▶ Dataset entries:
Content starts

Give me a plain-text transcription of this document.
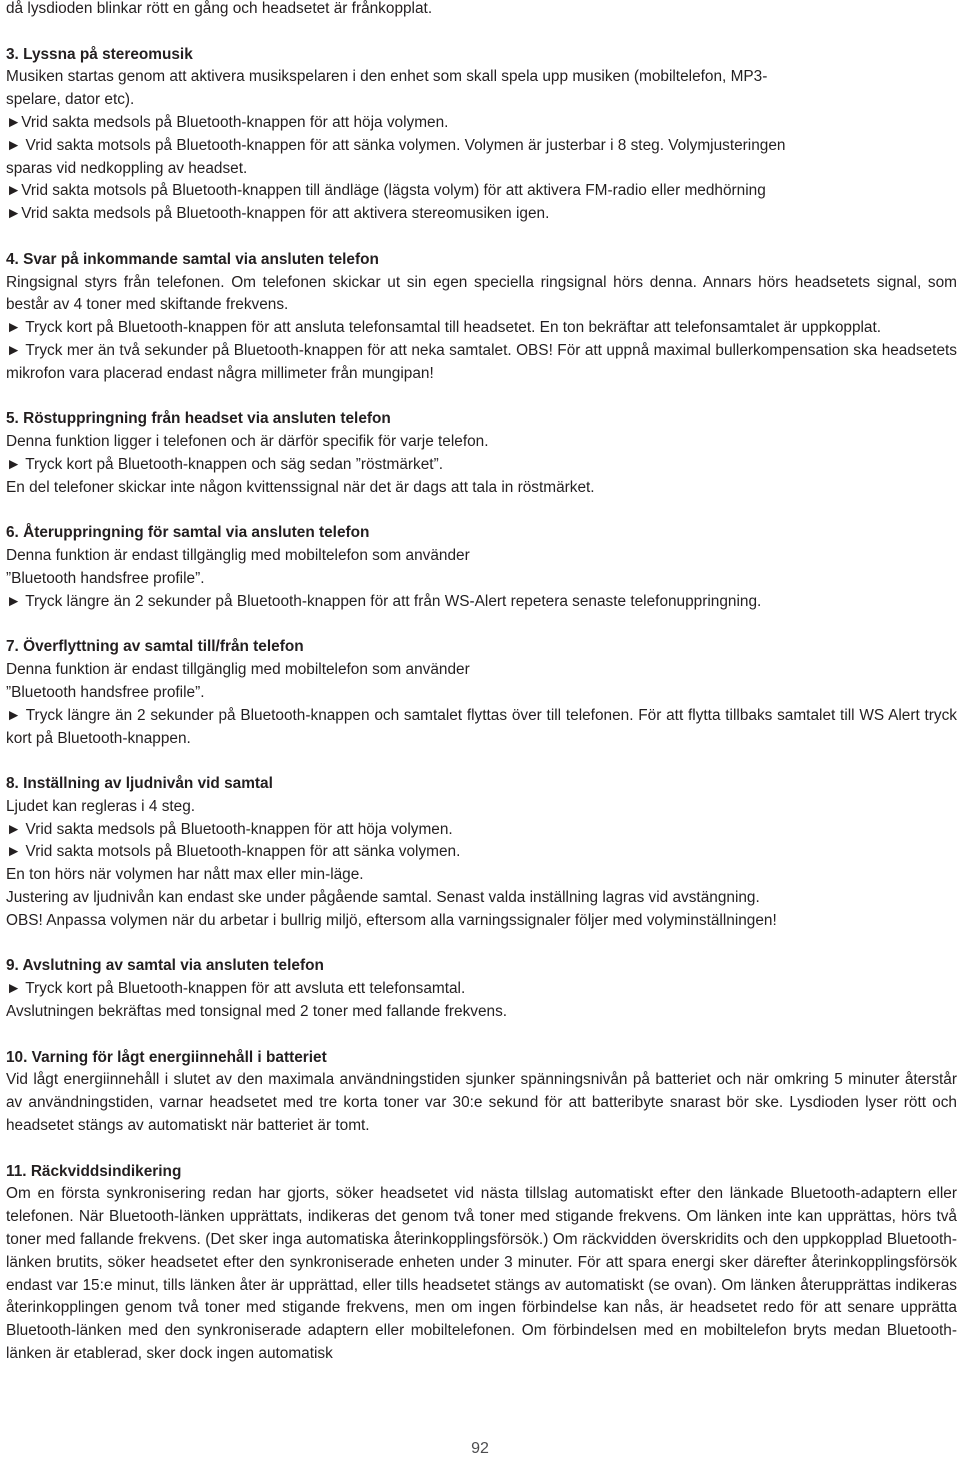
då lysdioden blinkar rött en gång och headsetet är frånkopplat.
3. Lyssna på stereomusik
Musiken startas genom att aktivera musikspelaren i den enhet som skall spela upp musiken (mobiltelefon, MP3-
spelare, dator etc).
►Vrid sakta medsols på Bluetooth-knappen för att höja volymen.
► Vrid sakta motsols på Bluetooth-knappen för att sänka volymen. Volymen är justerbar i 8 steg. Volymjusteringen
sparas vid nedkoppling av headset.
►Vrid sakta motsols på Bluetooth-knappen till ändläge (lägsta volym) för att aktivera FM-radio eller medhörning
►Vrid sakta medsols på Bluetooth-knappen för att aktivera stereomusiken igen.
4. Svar på inkommande samtal via ansluten telefon
Ringsignal styrs från telefonen. Om telefonen skickar ut sin egen speciella ringsignal hörs denna. Annars hörs headsetets signal, som består av 4 toner med skiftande frekvens.
► Tryck kort på Bluetooth-knappen för att ansluta telefonsamtal till headsetet. En ton bekräftar att telefonsamtalet är uppkopplat.
► Tryck mer än två sekunder på Bluetooth-knappen för att neka samtalet. OBS! För att uppnå maximal bullerkompensation ska headsetets mikrofon vara placerad endast några millimeter från mungipan!
5. Röstuppringning från headset via ansluten telefon
Denna funktion ligger i telefonen och är därför specifik för varje telefon.
► Tryck kort på Bluetooth-knappen och säg sedan ”röstmärket”.
En del telefoner skickar inte någon kvittenssignal när det är dags att tala in röstmärket.
6. Återuppringning för samtal via ansluten telefon
Denna funktion är endast tillgänglig med mobiltelefon som använder
”Bluetooth handsfree profile”.
► Tryck längre än 2 sekunder på Bluetooth-knappen för att från WS-Alert repetera senaste telefonuppringning.
7. Överflyttning av samtal till/från telefon
Denna funktion är endast tillgänglig med mobiltelefon som använder
”Bluetooth handsfree profile”.
► Tryck längre än 2 sekunder på Bluetooth-knappen och samtalet flyttas över till telefonen. För att flytta tillbaks samtalet till WS Alert tryck kort på Bluetooth-knappen.
8. Inställning av ljudnivån vid samtal
Ljudet kan regleras i 4 steg.
► Vrid sakta medsols på Bluetooth-knappen för att höja volymen.
► Vrid sakta motsols på Bluetooth-knappen för att sänka volymen.
En ton hörs när volymen har nått max eller min-läge.
Justering av ljudnivån kan endast ske under pågående samtal. Senast valda inställning lagras vid avstängning.
OBS! Anpassa volymen när du arbetar i bullrig miljö, eftersom alla varningssignaler följer med volyminställningen!
9. Avslutning av samtal via ansluten telefon
► Tryck kort på Bluetooth-knappen för att avsluta ett telefonsamtal.
Avslutningen bekräftas med tonsignal med 2 toner med fallande frekvens.
10. Varning för lågt energiinnehåll i batteriet
Vid lågt energiinnehåll i slutet av den maximala användningstiden sjunker spänningsnivån på batteriet och när omkring 5 minuter återstår av användningstiden, varnar headsetet med tre korta toner var 30:e sekund för att batteribyte snarast bör ske. Lysdioden lyser rött och headsetet stängs av automatiskt när batteriet är tomt.
11. Räckviddsindikering
Om en första synkronisering redan har gjorts, söker headsetet vid nästa tillslag automatiskt efter den länkade Bluetooth-adaptern eller telefonen. När Bluetooth-länken upprättats, indikeras det genom två toner med stigande frekvens. Om länken inte kan upprättas, hörs två toner med fallande frekvens. (Det sker inga automatiska återinkopplingsförsök.) Om räckvidden överskridits och den uppkopplad Bluetooth-länken brutits, söker headsetet efter den synkroniserade enheten under 3 minuter. För att spara energi sker därefter återinkopplingsförsök endast var 15:e minut, tills länken åter är upprättad, eller tills headsetet stängs av automatiskt (se ovan). Om länken återupprättas indikeras återinkopplingen genom två toner med stigande frekvens, men om ingen förbindelse kan nås, är headsetet redo för att senare upprätta Bluetooth-länken med den synkroniserade adaptern eller mobiltelefonen. Om förbindelsen med en mobiltelefon bryts medan Bluetooth-länken är etablerad, sker dock ingen automatisk
92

Content ends

With the pictures omitted, the records above are to be repeated exactly.

Give me a plain-text transcription of this document.
då lysdioden blinkar rött en gång och headsetet är frånkopplat.
3. Lyssna på stereomusik
Musiken startas genom att aktivera musikspelaren i den enhet som skall spela upp musiken (mobiltelefon, MP3-
spelare, dator etc).
►Vrid sakta medsols på Bluetooth-knappen för att höja volymen.
► Vrid sakta motsols på Bluetooth-knappen för att sänka volymen. Volymen är justerbar i 8 steg. Volymjusteringen
sparas vid nedkoppling av headset.
►Vrid sakta motsols på Bluetooth-knappen till ändläge (lägsta volym) för att aktivera FM-radio eller medhörning
►Vrid sakta medsols på Bluetooth-knappen för att aktivera stereomusiken igen.
4. Svar på inkommande samtal via ansluten telefon
Ringsignal styrs från telefonen. Om telefonen skickar ut sin egen speciella ringsignal hörs denna. Annars hörs headsetets signal, som består av 4 toner med skiftande frekvens.
► Tryck kort på Bluetooth-knappen för att ansluta telefonsamtal till headsetet. En ton bekräftar att telefonsamtalet är uppkopplat.
► Tryck mer än två sekunder på Bluetooth-knappen för att neka samtalet. OBS! För att uppnå maximal bullerkompensation ska headsetets mikrofon vara placerad endast några millimeter från mungipan!
5. Röstuppringning från headset via ansluten telefon
Denna funktion ligger i telefonen och är därför specifik för varje telefon.
► Tryck kort på Bluetooth-knappen och säg sedan ”röstmärket”.
En del telefoner skickar inte någon kvittenssignal när det är dags att tala in röstmärket.
6. Återuppringning för samtal via ansluten telefon
Denna funktion är endast tillgänglig med mobiltelefon som använder
”Bluetooth handsfree profile”.
► Tryck längre än 2 sekunder på Bluetooth-knappen för att från WS-Alert repetera senaste telefonuppringning.
7. Överflyttning av samtal till/från telefon
Denna funktion är endast tillgänglig med mobiltelefon som använder
”Bluetooth handsfree profile”.
► Tryck längre än 2 sekunder på Bluetooth-knappen och samtalet flyttas över till telefonen. För att flytta tillbaks samtalet till WS Alert tryck kort på Bluetooth-knappen.
8. Inställning av ljudnivån vid samtal
Ljudet kan regleras i 4 steg.
► Vrid sakta medsols på Bluetooth-knappen för att höja volymen.
► Vrid sakta motsols på Bluetooth-knappen för att sänka volymen.
En ton hörs när volymen har nått max eller min-läge.
Justering av ljudnivån kan endast ske under pågående samtal. Senast valda inställning lagras vid avstängning.
OBS! Anpassa volymen när du arbetar i bullrig miljö, eftersom alla varningssignaler följer med volyminställningen!
9. Avslutning av samtal via ansluten telefon
► Tryck kort på Bluetooth-knappen för att avsluta ett telefonsamtal.
Avslutningen bekräftas med tonsignal med 2 toner med fallande frekvens.
10. Varning för lågt energiinnehåll i batteriet
Vid lågt energiinnehåll i slutet av den maximala användningstiden sjunker spänningsnivån på batteriet och när omkring 5 minuter återstår av användningstiden, varnar headsetet med tre korta toner var 30:e sekund för att batteribyte snarast bör ske. Lysdioden lyser rött och headsetet stängs av automatiskt när batteriet är tomt.
11. Räckviddsindikering
Om en första synkronisering redan har gjorts, söker headsetet vid nästa tillslag automatiskt efter den länkade Bluetooth-adaptern eller telefonen. När Bluetooth-länken upprättats, indikeras det genom två toner med stigande frekvens. Om länken inte kan upprättas, hörs två toner med fallande frekvens. (Det sker inga automatiska återinkopplingsförsök.) Om räckvidden överskridits och den uppkopplad Bluetooth-länken brutits, söker headsetet efter den synkroniserade enheten under 3 minuter. För att spara energi sker därefter återinkopplingsförsök endast var 15:e minut, tills länken åter är upprättad, eller tills headsetet stängs av automatiskt (se ovan). Om länken återupprättas indikeras återinkopplingen genom två toner med stigande frekvens, men om ingen förbindelse kan nås, är headsetet redo för att senare upprätta Bluetooth-länken med den synkroniserade adaptern eller mobiltelefonen. Om förbindelsen med en mobiltelefon bryts medan Bluetooth-länken är etablerad, sker dock ingen automatisk
92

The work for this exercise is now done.